'''

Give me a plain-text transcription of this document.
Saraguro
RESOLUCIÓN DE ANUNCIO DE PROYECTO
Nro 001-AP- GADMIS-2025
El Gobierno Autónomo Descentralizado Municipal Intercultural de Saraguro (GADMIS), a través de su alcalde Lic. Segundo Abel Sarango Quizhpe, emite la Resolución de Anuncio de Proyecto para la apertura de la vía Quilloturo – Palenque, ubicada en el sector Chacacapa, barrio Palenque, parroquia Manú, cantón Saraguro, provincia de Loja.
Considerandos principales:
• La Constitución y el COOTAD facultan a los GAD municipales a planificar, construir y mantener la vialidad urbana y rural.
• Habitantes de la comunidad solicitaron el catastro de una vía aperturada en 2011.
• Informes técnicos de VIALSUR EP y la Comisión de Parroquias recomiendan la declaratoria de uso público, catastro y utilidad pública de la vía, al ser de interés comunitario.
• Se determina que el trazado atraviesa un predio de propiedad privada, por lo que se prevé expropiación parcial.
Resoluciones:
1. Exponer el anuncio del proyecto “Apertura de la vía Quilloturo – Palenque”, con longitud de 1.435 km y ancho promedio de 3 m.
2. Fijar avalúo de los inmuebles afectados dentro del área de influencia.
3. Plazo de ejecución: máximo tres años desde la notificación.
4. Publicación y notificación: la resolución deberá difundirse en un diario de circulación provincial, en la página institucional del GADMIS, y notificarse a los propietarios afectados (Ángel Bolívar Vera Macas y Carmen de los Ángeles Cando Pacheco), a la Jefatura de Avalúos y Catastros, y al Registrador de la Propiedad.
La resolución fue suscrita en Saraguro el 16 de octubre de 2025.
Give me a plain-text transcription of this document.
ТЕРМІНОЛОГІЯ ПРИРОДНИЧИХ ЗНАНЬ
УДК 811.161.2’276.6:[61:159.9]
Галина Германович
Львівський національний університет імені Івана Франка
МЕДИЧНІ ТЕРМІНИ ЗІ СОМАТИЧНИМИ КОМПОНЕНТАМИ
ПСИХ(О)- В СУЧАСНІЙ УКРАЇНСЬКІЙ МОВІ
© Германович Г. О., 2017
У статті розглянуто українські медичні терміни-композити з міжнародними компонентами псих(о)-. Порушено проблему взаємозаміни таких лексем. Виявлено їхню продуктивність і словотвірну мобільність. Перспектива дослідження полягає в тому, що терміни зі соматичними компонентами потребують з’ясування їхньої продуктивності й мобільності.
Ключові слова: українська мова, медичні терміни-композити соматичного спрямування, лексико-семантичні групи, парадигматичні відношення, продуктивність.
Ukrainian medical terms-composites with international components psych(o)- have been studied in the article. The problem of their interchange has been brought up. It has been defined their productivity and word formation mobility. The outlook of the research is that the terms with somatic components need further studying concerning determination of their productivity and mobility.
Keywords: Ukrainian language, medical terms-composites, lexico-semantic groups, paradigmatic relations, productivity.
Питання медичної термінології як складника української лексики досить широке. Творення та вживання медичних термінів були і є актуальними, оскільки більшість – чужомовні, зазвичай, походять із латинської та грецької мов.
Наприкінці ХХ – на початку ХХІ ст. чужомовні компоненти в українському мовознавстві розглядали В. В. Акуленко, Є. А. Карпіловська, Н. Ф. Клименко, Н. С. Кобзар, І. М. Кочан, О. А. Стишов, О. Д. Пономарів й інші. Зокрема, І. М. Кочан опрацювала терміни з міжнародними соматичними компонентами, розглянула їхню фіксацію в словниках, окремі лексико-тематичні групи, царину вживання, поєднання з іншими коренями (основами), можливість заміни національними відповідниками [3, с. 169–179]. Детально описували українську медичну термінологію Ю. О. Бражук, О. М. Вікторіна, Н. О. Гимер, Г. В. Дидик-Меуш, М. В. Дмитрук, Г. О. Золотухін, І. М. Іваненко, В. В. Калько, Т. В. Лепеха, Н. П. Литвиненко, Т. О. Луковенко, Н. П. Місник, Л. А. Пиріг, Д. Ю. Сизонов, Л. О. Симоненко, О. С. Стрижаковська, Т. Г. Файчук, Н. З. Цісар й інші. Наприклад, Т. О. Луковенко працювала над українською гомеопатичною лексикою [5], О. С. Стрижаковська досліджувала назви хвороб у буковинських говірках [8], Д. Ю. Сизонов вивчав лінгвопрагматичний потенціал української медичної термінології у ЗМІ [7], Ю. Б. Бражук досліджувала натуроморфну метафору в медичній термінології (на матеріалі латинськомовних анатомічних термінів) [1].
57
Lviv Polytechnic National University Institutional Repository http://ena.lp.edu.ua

'''

▶ **WHAT YOU WILL DO**
Report how many lines of the entries hold the word "їхню". Nothing else is needed.

▶ **RESPONSE FOR THIS EXERCISE**
2